- WORK TO DO -
Omit any picture, and return the remaining data exactly as written.

- Data records -
<<<<

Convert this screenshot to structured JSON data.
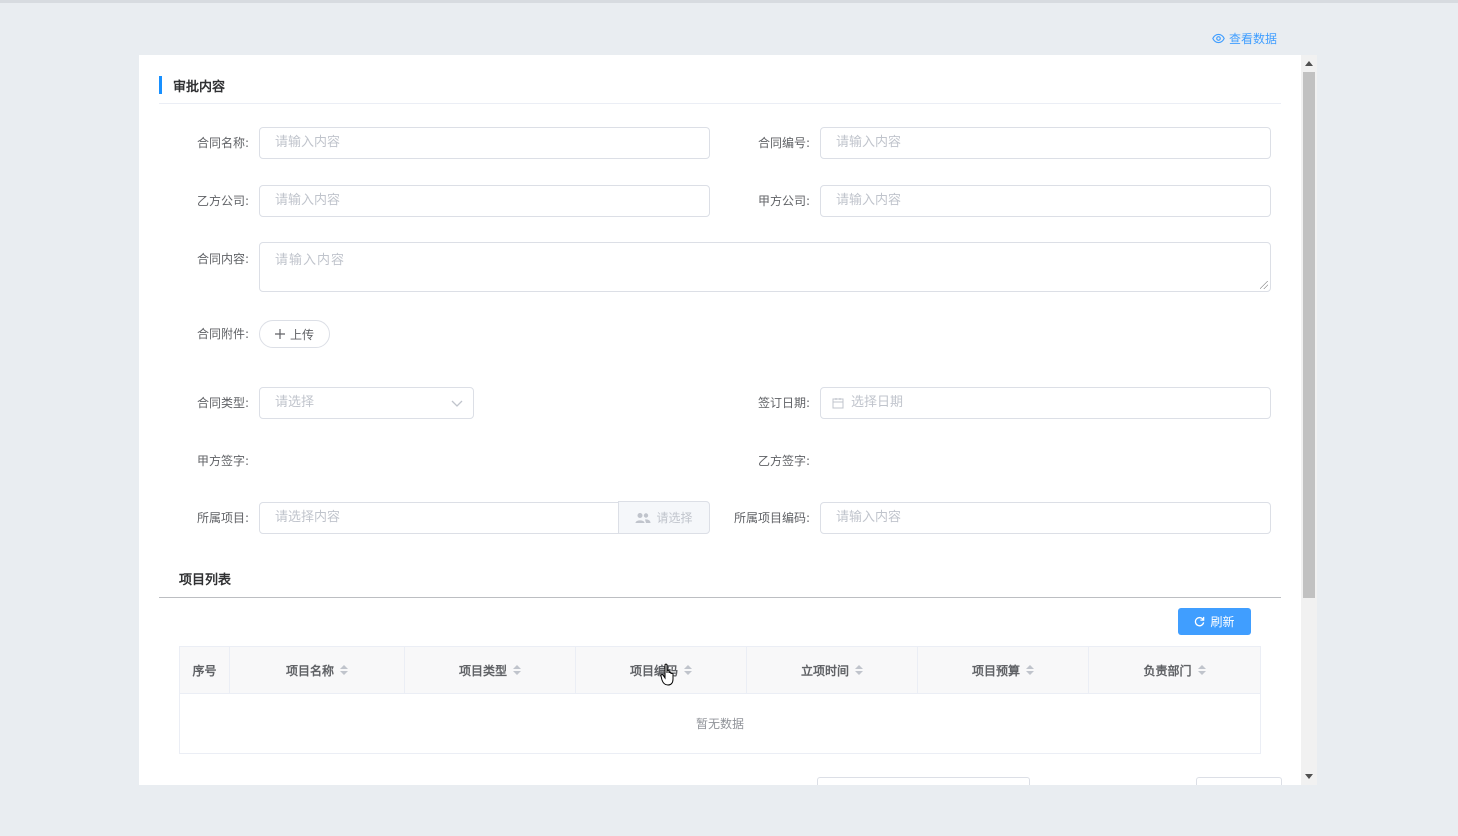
{
  "header": {
    "view_data_label": "查看数据",
    "view_icon": "eye-icon"
  },
  "section": {
    "title": "审批内容"
  },
  "form": {
    "contract_name": {
      "label": "合同名称:",
      "placeholder": "请输入内容"
    },
    "contract_no": {
      "label": "合同编号:",
      "placeholder": "请输入内容"
    },
    "party_b": {
      "label": "乙方公司:",
      "placeholder": "请输入内容"
    },
    "party_a": {
      "label": "甲方公司:",
      "placeholder": "请输入内容"
    },
    "content": {
      "label": "合同内容:",
      "placeholder": "请输入内容"
    },
    "attachment": {
      "label": "合同附件:",
      "button": "上传"
    },
    "type": {
      "label": "合同类型:",
      "placeholder": "请选择"
    },
    "sign_date": {
      "label": "签订日期:",
      "placeholder": "选择日期"
    },
    "party_a_sign": {
      "label": "甲方签字:"
    },
    "party_b_sign": {
      "label": "乙方签字:"
    },
    "project": {
      "label": "所属项目:",
      "placeholder": "请选择内容",
      "button": "请选择"
    },
    "project_code": {
      "label": "所属项目编码:",
      "placeholder": "请输入内容"
    }
  },
  "project_list": {
    "title": "项目列表",
    "refresh_label": "刷新",
    "columns": [
      "序号",
      "项目名称",
      "项目类型",
      "项目编码",
      "立项时间",
      "项目预算",
      "负责部门"
    ],
    "empty_text": "暂无数据"
  },
  "colors": {
    "accent": "#409eff",
    "section_bar": "#1890ff"
  }
}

>>>>

- PROBLEM SOLUTION -
Convert this screenshot to structured JSON data.
{
  "header": {
    "view_data_label": "查看数据",
    "view_icon": "eye-icon"
  },
  "section": {
    "title": "审批内容"
  },
  "form": {
    "contract_name": {
      "label": "合同名称:",
      "placeholder": "请输入内容"
    },
    "contract_no": {
      "label": "合同编号:",
      "placeholder": "请输入内容"
    },
    "party_b": {
      "label": "乙方公司:",
      "placeholder": "请输入内容"
    },
    "party_a": {
      "label": "甲方公司:",
      "placeholder": "请输入内容"
    },
    "content": {
      "label": "合同内容:",
      "placeholder": "请输入内容"
    },
    "attachment": {
      "label": "合同附件:",
      "button": "上传"
    },
    "type": {
      "label": "合同类型:",
      "placeholder": "请选择"
    },
    "sign_date": {
      "label": "签订日期:",
      "placeholder": "选择日期"
    },
    "party_a_sign": {
      "label": "甲方签字:"
    },
    "party_b_sign": {
      "label": "乙方签字:"
    },
    "project": {
      "label": "所属项目:",
      "placeholder": "请选择内容",
      "button": "请选择"
    },
    "project_code": {
      "label": "所属项目编码:",
      "placeholder": "请输入内容"
    }
  },
  "project_list": {
    "title": "项目列表",
    "refresh_label": "刷新",
    "columns": [
      "序号",
      "项目名称",
      "项目类型",
      "项目编码",
      "立项时间",
      "项目预算",
      "负责部门"
    ],
    "empty_text": "暂无数据"
  },
  "colors": {
    "accent": "#409eff",
    "section_bar": "#1890ff"
  }
}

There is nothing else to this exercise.